Data records
* START *

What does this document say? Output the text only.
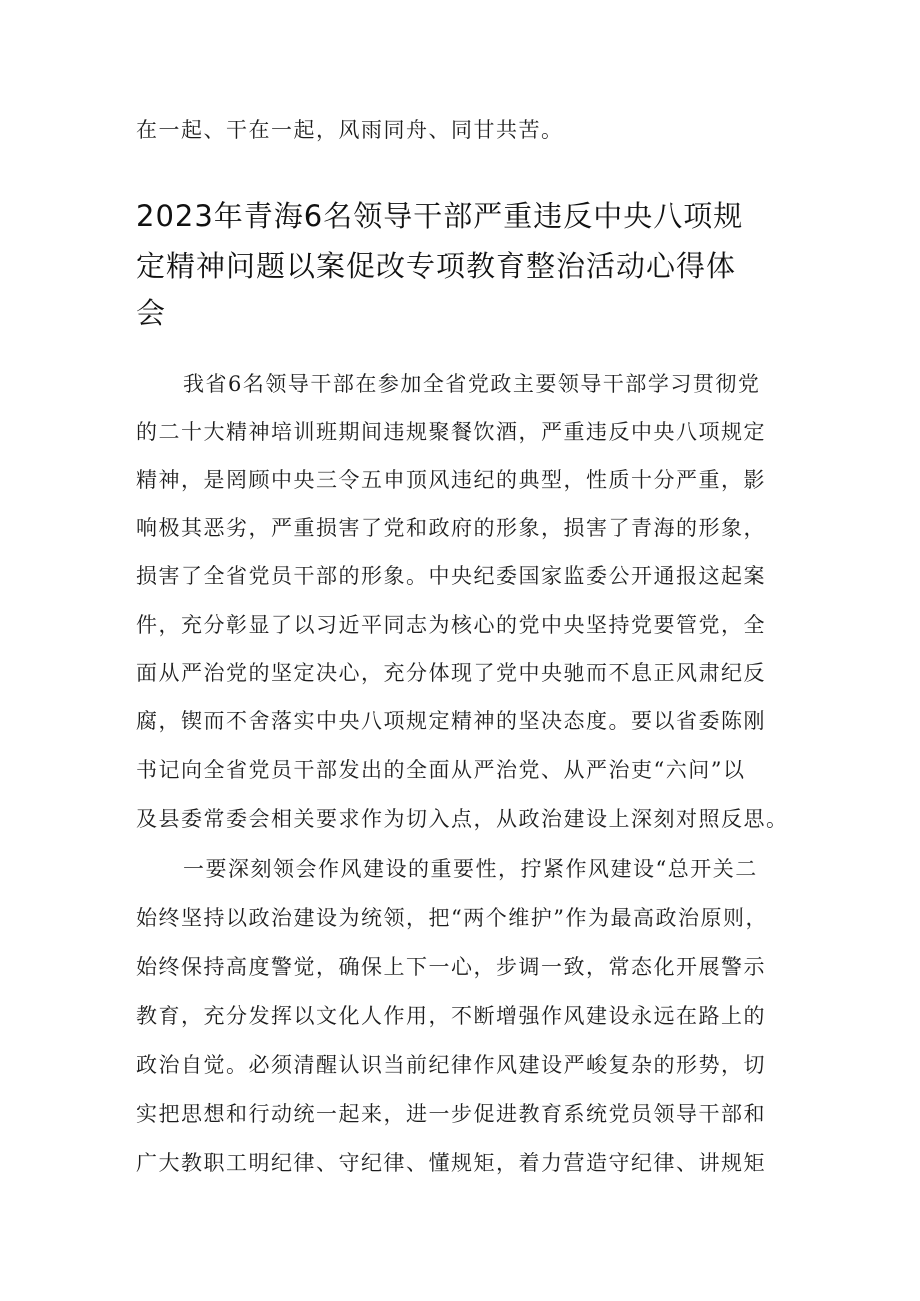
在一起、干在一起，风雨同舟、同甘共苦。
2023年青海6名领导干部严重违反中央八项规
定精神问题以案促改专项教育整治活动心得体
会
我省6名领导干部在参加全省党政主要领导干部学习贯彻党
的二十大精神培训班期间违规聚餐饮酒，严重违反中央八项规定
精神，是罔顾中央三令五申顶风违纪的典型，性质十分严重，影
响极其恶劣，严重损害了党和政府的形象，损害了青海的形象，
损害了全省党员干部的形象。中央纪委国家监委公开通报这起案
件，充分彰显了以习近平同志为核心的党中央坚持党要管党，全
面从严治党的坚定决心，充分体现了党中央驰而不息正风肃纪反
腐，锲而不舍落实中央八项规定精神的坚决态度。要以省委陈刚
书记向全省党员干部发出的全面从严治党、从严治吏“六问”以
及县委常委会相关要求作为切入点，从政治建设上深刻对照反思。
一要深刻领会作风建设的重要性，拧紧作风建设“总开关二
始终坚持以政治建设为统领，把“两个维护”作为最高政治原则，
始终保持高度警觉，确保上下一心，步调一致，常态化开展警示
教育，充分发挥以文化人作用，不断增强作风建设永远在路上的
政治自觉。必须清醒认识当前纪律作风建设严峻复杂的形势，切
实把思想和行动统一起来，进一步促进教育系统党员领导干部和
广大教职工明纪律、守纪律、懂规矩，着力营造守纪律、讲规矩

* END *

WHAT YOU HAVE TO DO >>
Output the entries above exactly, without their pictures.

RIGHT ANSWER >>
What does this document say? Output the text only.
在一起、干在一起，风雨同舟、同甘共苦。
2023年青海6名领导干部严重违反中央八项规
定精神问题以案促改专项教育整治活动心得体
会
我省6名领导干部在参加全省党政主要领导干部学习贯彻党
的二十大精神培训班期间违规聚餐饮酒，严重违反中央八项规定
精神，是罔顾中央三令五申顶风违纪的典型，性质十分严重，影
响极其恶劣，严重损害了党和政府的形象，损害了青海的形象，
损害了全省党员干部的形象。中央纪委国家监委公开通报这起案
件，充分彰显了以习近平同志为核心的党中央坚持党要管党，全
面从严治党的坚定决心，充分体现了党中央驰而不息正风肃纪反
腐，锲而不舍落实中央八项规定精神的坚决态度。要以省委陈刚
书记向全省党员干部发出的全面从严治党、从严治吏“六问”以
及县委常委会相关要求作为切入点，从政治建设上深刻对照反思。
一要深刻领会作风建设的重要性，拧紧作风建设“总开关二
始终坚持以政治建设为统领，把“两个维护”作为最高政治原则，
始终保持高度警觉，确保上下一心，步调一致，常态化开展警示
教育，充分发挥以文化人作用，不断增强作风建设永远在路上的
政治自觉。必须清醒认识当前纪律作风建设严峻复杂的形势，切
实把思想和行动统一起来，进一步促进教育系统党员领导干部和
广大教职工明纪律、守纪律、懂规矩，着力营造守纪律、讲规矩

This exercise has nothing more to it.